* Begin Source records *

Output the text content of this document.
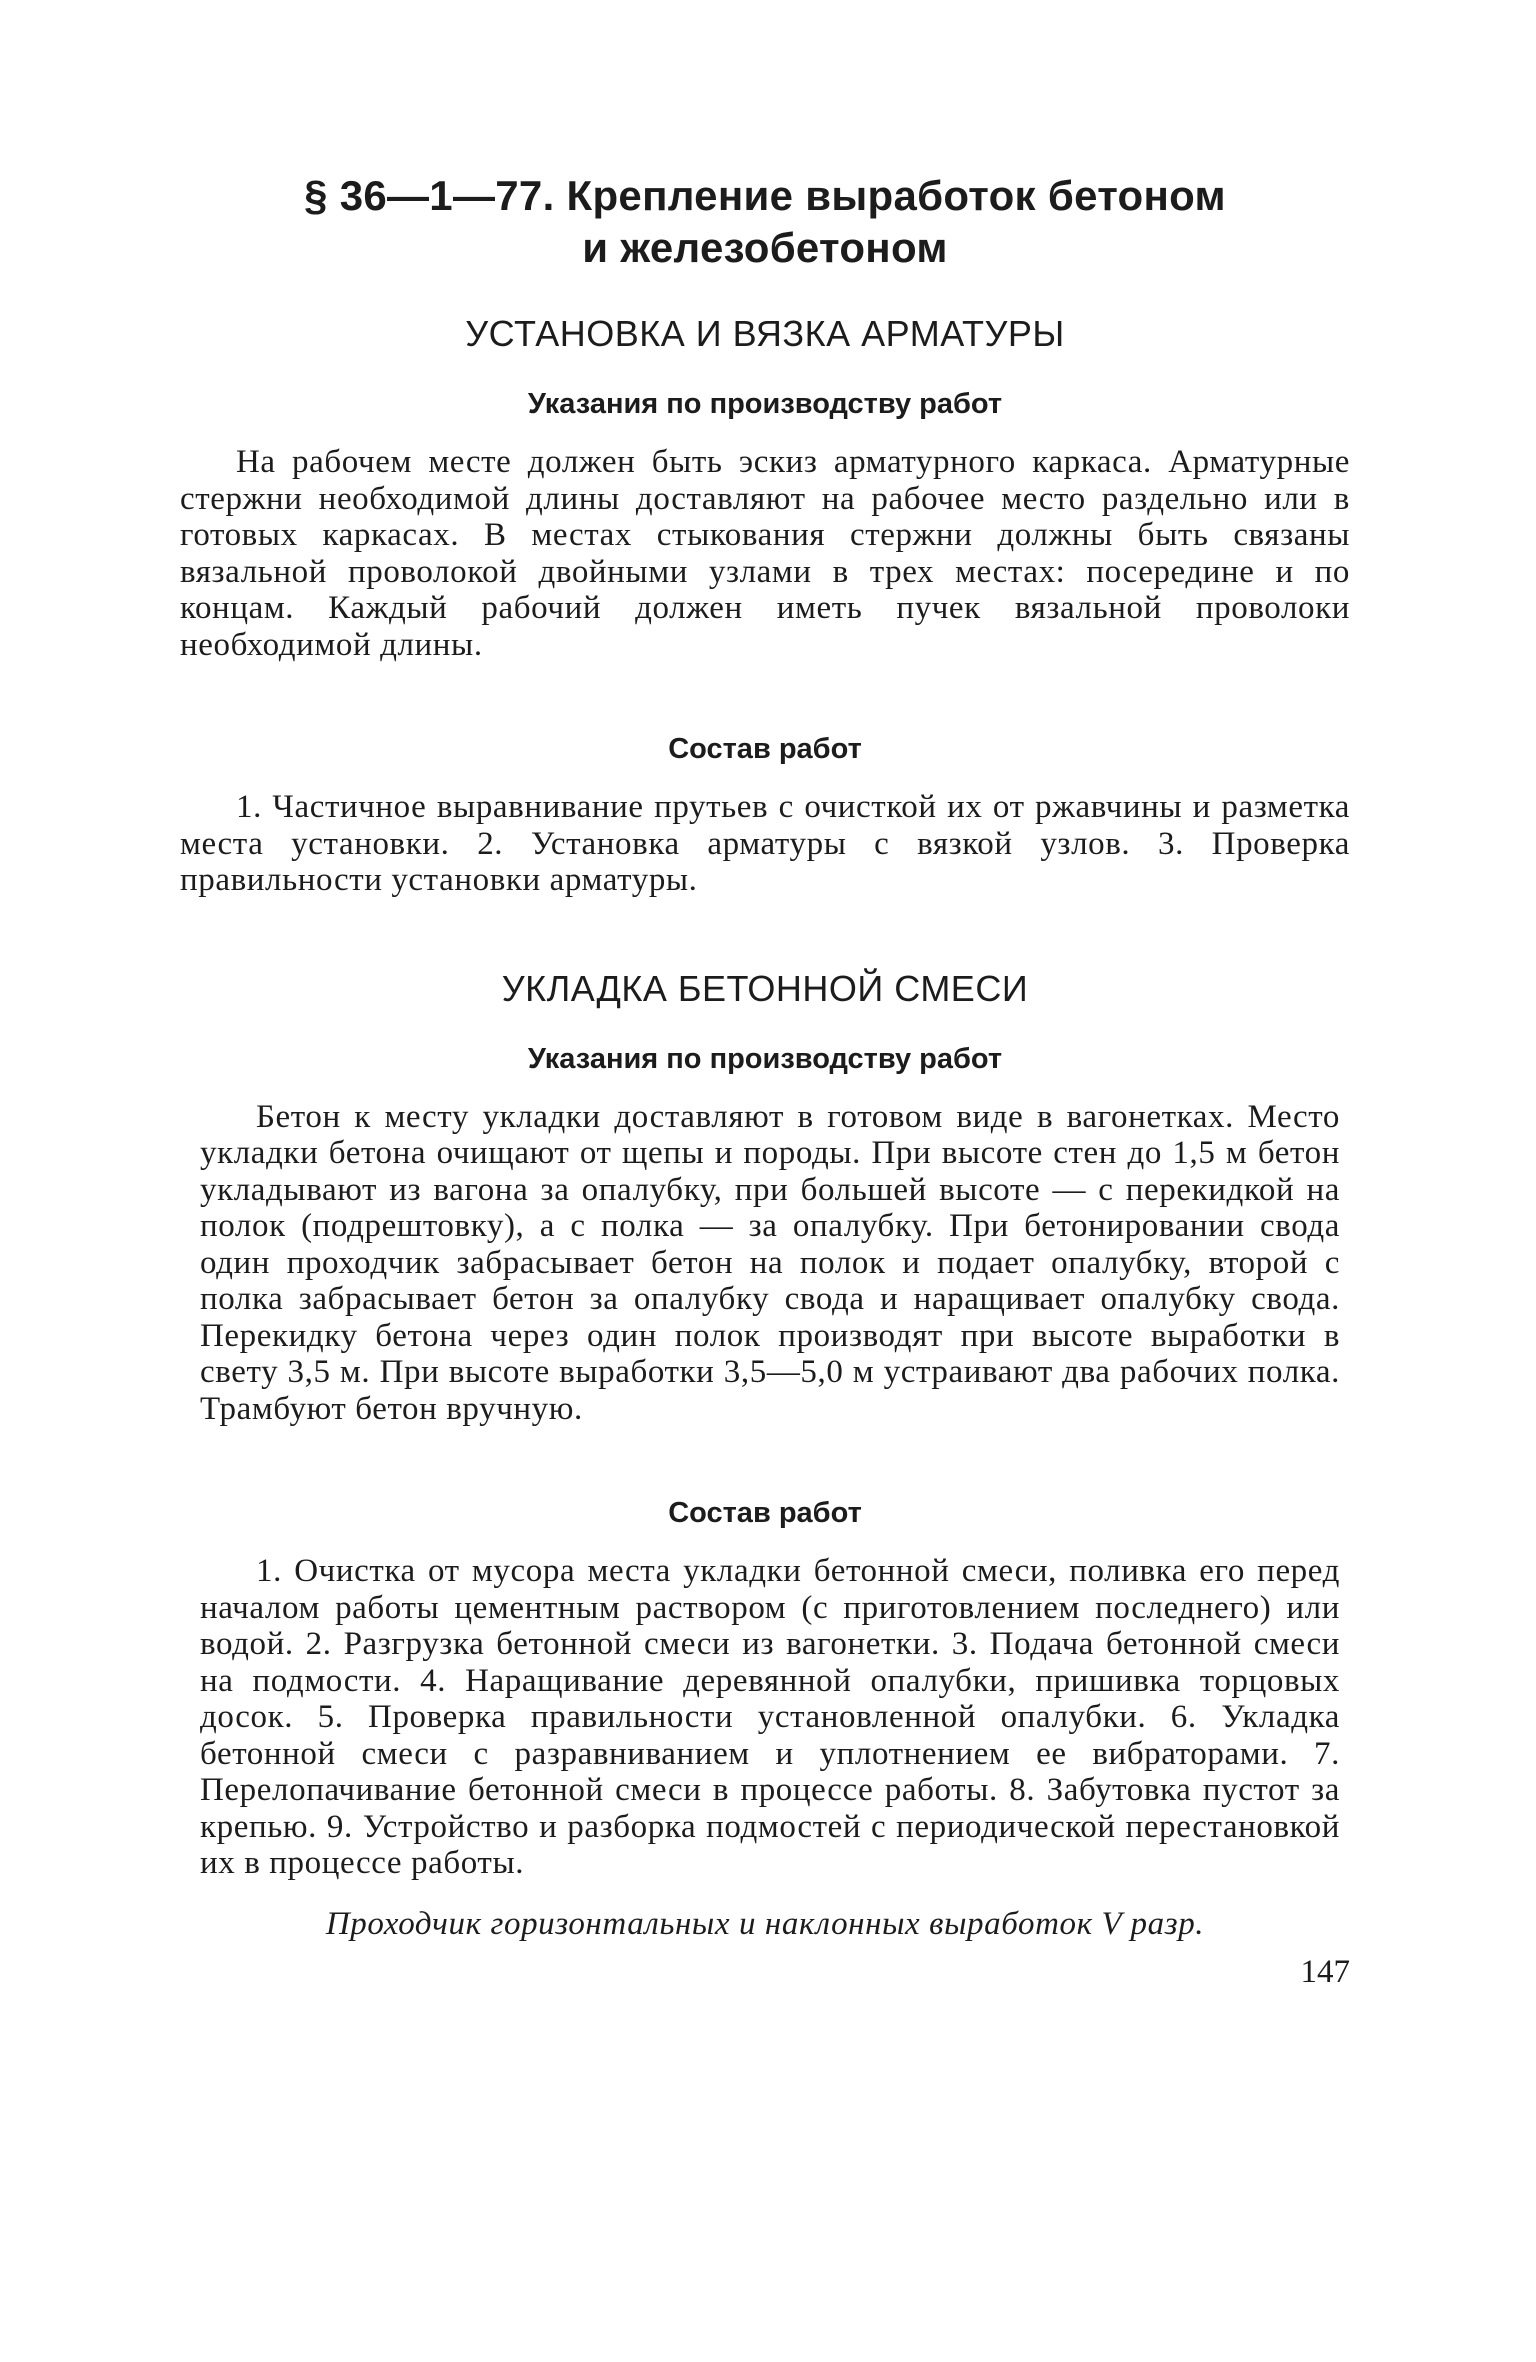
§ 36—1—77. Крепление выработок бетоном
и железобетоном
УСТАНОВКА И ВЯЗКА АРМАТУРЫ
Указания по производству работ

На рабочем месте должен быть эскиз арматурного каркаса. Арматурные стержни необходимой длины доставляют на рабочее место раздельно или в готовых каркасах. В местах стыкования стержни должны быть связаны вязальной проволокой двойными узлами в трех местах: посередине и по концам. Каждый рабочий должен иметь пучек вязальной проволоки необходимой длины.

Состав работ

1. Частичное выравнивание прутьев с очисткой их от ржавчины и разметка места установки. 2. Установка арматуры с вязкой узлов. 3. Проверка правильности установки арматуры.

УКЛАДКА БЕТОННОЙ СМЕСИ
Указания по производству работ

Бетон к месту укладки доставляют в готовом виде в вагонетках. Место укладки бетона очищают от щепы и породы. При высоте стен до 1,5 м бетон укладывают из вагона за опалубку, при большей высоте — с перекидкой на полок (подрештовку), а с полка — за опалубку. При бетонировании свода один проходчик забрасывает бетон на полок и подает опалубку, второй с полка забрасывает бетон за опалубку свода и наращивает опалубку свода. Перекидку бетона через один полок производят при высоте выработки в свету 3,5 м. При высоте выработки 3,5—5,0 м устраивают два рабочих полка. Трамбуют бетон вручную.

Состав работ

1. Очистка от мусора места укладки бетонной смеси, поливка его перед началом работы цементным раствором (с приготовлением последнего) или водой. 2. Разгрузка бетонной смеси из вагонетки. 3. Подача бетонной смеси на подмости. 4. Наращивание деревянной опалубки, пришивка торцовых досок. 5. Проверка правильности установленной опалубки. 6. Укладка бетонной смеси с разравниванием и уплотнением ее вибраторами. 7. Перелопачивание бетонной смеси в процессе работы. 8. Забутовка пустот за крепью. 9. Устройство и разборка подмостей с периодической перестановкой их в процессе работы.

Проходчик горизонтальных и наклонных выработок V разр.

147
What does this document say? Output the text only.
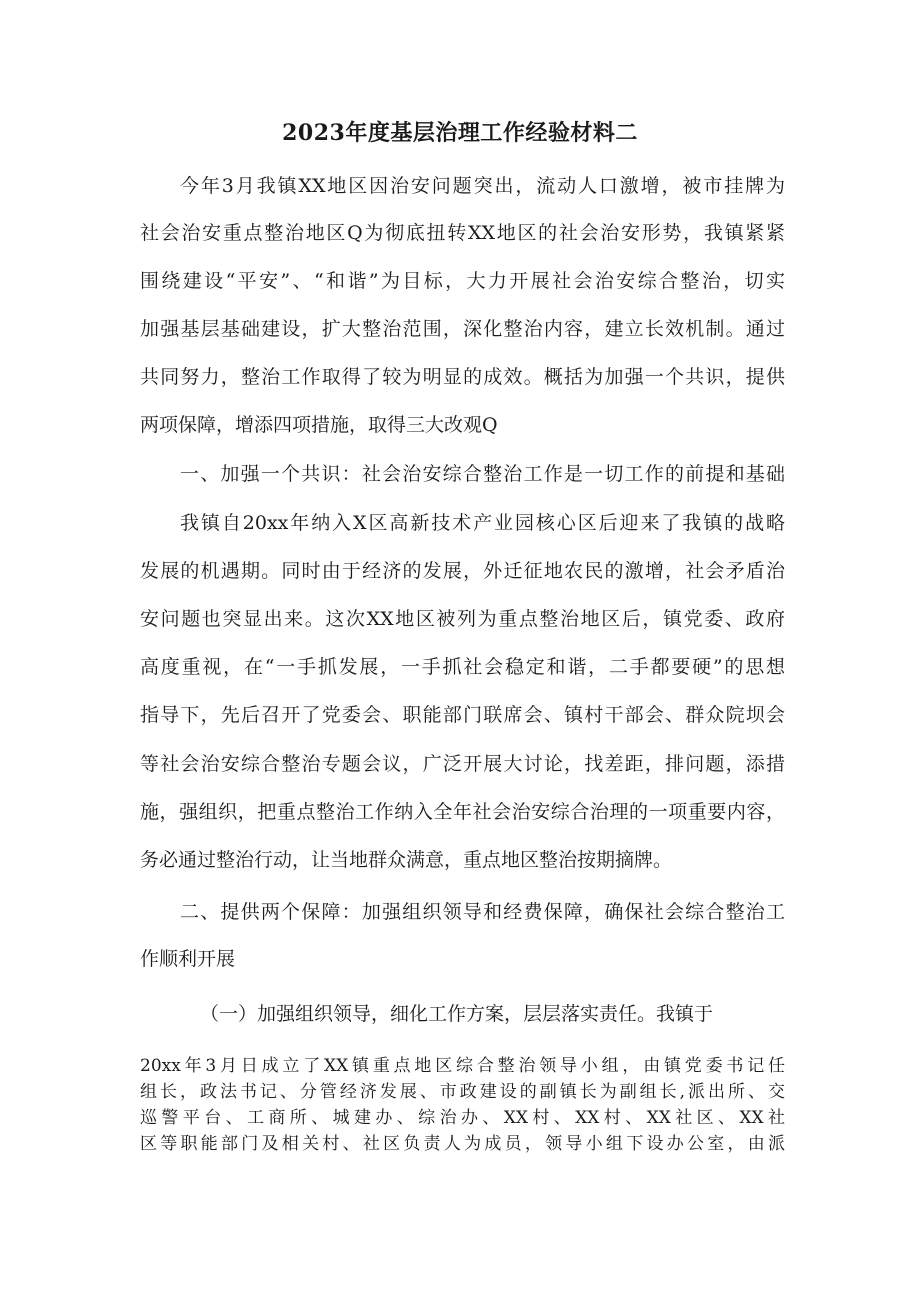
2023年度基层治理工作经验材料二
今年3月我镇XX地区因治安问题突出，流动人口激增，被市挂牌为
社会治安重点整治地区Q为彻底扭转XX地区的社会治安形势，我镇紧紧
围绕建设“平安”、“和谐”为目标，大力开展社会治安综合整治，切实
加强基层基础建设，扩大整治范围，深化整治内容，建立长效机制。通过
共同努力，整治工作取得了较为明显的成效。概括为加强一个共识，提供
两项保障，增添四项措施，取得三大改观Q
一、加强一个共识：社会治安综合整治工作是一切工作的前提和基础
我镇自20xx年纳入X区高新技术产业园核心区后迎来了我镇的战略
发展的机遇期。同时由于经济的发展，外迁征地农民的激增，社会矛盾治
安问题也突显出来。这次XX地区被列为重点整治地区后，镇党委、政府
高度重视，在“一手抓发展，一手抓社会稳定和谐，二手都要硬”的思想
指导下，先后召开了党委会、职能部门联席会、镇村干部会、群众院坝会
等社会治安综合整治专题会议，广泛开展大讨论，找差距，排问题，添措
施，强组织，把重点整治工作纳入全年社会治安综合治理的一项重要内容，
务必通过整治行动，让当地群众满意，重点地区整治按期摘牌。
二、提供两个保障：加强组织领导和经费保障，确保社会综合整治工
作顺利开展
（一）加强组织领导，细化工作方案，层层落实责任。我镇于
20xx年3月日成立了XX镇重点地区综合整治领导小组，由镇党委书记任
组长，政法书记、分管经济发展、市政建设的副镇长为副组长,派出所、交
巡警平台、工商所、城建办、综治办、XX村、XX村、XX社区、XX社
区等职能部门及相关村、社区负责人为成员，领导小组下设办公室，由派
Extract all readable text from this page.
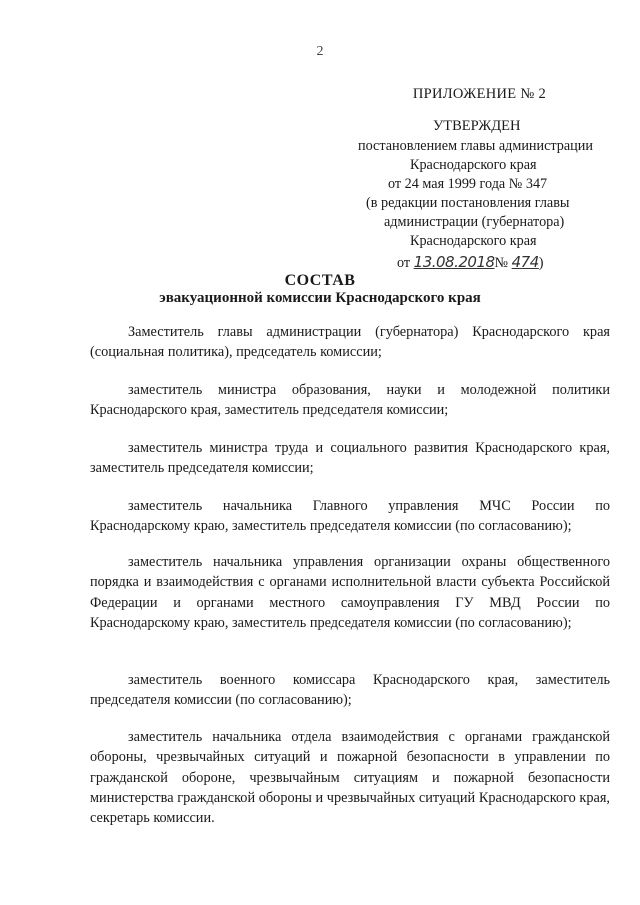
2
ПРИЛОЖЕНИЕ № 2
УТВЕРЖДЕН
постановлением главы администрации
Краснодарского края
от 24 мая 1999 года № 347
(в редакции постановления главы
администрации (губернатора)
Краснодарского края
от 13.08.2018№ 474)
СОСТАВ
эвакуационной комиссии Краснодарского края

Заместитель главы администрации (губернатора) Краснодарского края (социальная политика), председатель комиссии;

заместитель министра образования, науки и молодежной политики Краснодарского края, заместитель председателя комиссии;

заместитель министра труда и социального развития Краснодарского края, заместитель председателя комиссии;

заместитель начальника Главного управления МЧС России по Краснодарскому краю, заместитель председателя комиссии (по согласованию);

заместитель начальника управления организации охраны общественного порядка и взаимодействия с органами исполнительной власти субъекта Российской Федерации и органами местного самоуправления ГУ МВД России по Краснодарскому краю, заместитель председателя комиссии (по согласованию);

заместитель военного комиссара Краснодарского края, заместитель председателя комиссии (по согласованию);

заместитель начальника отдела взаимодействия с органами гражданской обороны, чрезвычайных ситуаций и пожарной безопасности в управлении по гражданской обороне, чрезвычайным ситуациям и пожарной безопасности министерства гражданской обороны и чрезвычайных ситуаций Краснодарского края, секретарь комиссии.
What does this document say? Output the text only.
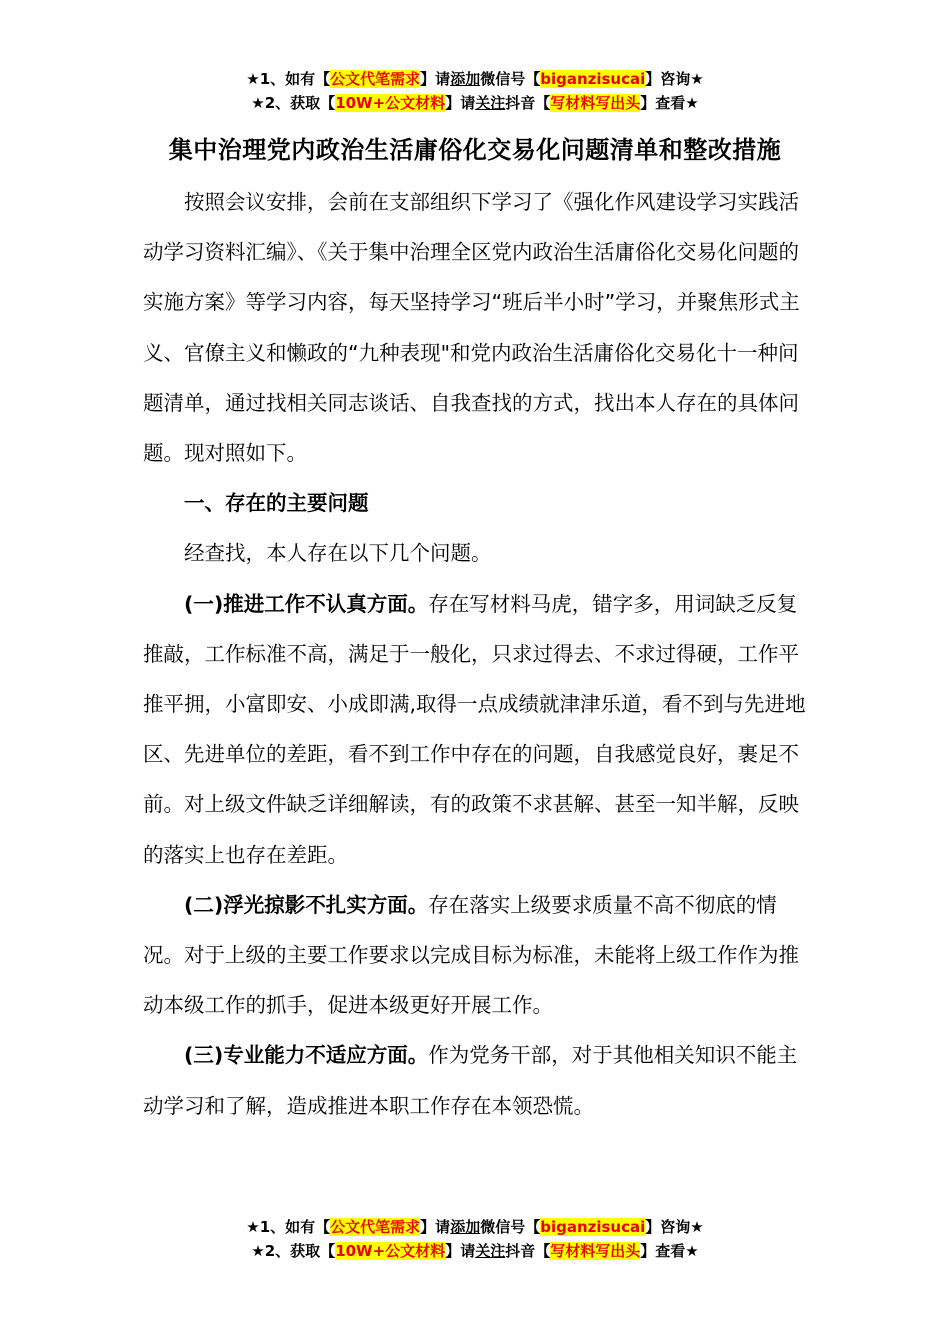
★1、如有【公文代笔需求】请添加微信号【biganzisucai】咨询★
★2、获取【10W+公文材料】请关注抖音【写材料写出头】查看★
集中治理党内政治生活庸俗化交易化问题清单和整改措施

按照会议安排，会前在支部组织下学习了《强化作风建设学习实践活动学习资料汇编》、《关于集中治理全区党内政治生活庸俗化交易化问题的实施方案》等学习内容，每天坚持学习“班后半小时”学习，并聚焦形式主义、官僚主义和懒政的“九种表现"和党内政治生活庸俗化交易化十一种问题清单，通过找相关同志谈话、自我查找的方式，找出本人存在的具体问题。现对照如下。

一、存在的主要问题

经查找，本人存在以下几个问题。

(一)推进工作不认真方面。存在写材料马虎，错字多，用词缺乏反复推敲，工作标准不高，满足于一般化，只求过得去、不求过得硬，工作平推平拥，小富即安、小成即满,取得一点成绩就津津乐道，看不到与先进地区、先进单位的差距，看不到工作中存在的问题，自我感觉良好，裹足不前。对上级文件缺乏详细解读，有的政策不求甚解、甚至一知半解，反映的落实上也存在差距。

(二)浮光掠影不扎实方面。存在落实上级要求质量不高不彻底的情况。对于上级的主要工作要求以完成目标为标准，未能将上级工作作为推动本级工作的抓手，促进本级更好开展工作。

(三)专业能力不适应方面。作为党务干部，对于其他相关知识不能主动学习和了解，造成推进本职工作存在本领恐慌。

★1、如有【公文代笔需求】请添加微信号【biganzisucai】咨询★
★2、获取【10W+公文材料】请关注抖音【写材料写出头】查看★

* End Source records *

Where a line of the records above holds the word "краю", copy that line.

заместитель начальника Главного управления МЧС России по Краснодарскому краю, заместитель председателя комиссии (по согласованию);
заместитель начальника управления организации охраны общественного порядка и взаимодействия с органами исполнительной власти субъекта Российской Федерации и органами местного самоуправления ГУ МВД России по Краснодарскому краю, заместитель председателя комиссии (по согласованию);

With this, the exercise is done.